◆ Extract:
DOJ withdraws lawsuit against N.C. anti-trans bathroom law

From The Washington Blade:

Chris Johnson
April 14, 2017

Although North Carolina replaced anti-LGBT House Bill 2 with a law that critics say still enables anti-LGBT discrimination, the U.S. Justice Department has withdrawn the lawsuit against the state filed last year under Obama administration.

In a five-page notice, the Justice Department under U.S. Attorney General Jeff Sessions announced it has voluntarily withdrawn the lawsuit filed last year by former U.S. Attorney General Loretta Lynch.

“In light of the passage of North Carolina Session Law 2017-4, House Bill 142, and pursuant to Fed. R. Civ. P. 41, the Parties in the above-captioned action hereby stipulate that all claims or causes of action against Defendants and all counterclaims against Plaintiff which were the subject matter of this lawsuit are hereby dismissed with prejudice,” the notice says.

After North Carolina Gov. Roy Cooper signed into law the replacement measure for HB2, whether the Justice Department would continue the lawsuit it filed against the state over the initial law was in question. As of last month, a Justice Department said the U.S. government “reviewing its litigation posture” in the aftermath of the HB2 replacement.

Lynch’s lawsuit alleged HB2, which barred cities from enacting pro-LGBT ordinances and transgender people from using the restroom consistent with their gender identity, contravenes federal law. The Justice Department alleged the law violated Title VII of the Civil Rights Act of 1964, Title IX of the Education Amendments of 1972 and the Violence Against Women Reauthorization Act of 2013.

◆ To do:
Extract the stretch of the article on the withdrawn North Carolina lawsuit from "Chris Johnson" through "under Obama administration.", copying it word for word. Rely solely on the text above when working with the lines.

◆ Given information:

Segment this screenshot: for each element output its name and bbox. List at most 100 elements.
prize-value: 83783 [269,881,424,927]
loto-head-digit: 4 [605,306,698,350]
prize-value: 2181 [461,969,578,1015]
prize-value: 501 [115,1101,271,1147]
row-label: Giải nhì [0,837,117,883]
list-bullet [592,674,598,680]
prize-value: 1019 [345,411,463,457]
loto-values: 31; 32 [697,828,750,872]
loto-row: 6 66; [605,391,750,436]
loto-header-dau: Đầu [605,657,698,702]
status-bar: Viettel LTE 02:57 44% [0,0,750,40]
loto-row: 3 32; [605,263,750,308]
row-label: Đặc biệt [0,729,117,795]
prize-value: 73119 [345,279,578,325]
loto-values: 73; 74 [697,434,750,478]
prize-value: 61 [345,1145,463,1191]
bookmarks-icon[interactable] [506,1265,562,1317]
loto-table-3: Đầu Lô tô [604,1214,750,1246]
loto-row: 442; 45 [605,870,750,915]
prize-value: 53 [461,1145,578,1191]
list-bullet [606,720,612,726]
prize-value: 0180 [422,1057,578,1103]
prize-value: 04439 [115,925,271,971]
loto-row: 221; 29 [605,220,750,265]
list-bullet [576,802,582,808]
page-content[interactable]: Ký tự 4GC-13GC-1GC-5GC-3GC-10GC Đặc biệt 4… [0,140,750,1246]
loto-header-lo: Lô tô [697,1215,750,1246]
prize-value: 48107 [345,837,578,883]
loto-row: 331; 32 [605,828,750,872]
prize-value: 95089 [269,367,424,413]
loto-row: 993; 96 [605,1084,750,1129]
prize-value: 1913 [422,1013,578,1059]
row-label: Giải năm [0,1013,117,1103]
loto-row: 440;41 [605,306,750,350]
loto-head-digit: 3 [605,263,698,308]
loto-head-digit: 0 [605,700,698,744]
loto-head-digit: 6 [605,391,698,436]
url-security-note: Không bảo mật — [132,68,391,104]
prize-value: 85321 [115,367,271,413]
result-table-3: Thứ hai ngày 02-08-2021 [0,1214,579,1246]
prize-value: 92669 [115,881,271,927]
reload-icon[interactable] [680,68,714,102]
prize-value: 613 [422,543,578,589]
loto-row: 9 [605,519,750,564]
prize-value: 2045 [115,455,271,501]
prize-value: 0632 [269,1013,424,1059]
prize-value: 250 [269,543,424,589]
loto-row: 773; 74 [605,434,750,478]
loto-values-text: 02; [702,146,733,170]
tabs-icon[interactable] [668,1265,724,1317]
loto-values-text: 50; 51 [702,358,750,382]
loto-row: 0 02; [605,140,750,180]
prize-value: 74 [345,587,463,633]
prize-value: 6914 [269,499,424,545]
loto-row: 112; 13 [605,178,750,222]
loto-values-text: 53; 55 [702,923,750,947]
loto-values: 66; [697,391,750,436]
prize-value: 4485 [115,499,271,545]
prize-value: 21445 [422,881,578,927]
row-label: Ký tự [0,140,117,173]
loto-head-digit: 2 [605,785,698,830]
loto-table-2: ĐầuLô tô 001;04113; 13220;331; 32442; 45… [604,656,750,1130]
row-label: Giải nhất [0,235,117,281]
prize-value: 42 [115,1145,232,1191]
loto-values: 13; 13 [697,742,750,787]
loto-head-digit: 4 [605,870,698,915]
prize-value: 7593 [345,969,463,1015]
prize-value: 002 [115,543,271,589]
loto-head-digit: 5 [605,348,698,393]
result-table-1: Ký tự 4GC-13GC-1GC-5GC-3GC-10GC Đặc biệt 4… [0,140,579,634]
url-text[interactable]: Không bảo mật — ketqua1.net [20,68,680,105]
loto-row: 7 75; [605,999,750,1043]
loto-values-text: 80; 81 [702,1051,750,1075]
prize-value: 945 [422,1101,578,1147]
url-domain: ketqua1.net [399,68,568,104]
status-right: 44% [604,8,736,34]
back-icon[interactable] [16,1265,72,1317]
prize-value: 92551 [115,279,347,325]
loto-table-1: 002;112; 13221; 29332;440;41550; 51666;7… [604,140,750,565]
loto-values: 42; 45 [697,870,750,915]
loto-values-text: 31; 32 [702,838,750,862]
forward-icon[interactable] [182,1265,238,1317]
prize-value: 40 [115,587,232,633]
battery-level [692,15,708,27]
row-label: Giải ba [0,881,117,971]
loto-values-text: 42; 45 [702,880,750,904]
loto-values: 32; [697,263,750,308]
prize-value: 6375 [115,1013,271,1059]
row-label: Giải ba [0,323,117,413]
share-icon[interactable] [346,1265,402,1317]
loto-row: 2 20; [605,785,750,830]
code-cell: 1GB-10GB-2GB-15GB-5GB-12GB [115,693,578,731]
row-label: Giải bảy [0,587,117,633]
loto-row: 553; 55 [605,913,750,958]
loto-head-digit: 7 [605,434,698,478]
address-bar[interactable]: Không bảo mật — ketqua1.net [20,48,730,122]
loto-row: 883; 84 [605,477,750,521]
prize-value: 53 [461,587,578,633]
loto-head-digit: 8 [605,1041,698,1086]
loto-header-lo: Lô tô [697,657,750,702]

◆ Solution for this task:
Chris Johnson
April 14, 2017

Although North Carolina replaced anti-LGBT House Bill 2 with a law that critics say still enables anti-LGBT discrimination, the U.S. Justice Department has withdrawn the lawsuit against the state filed last year under Obama administration.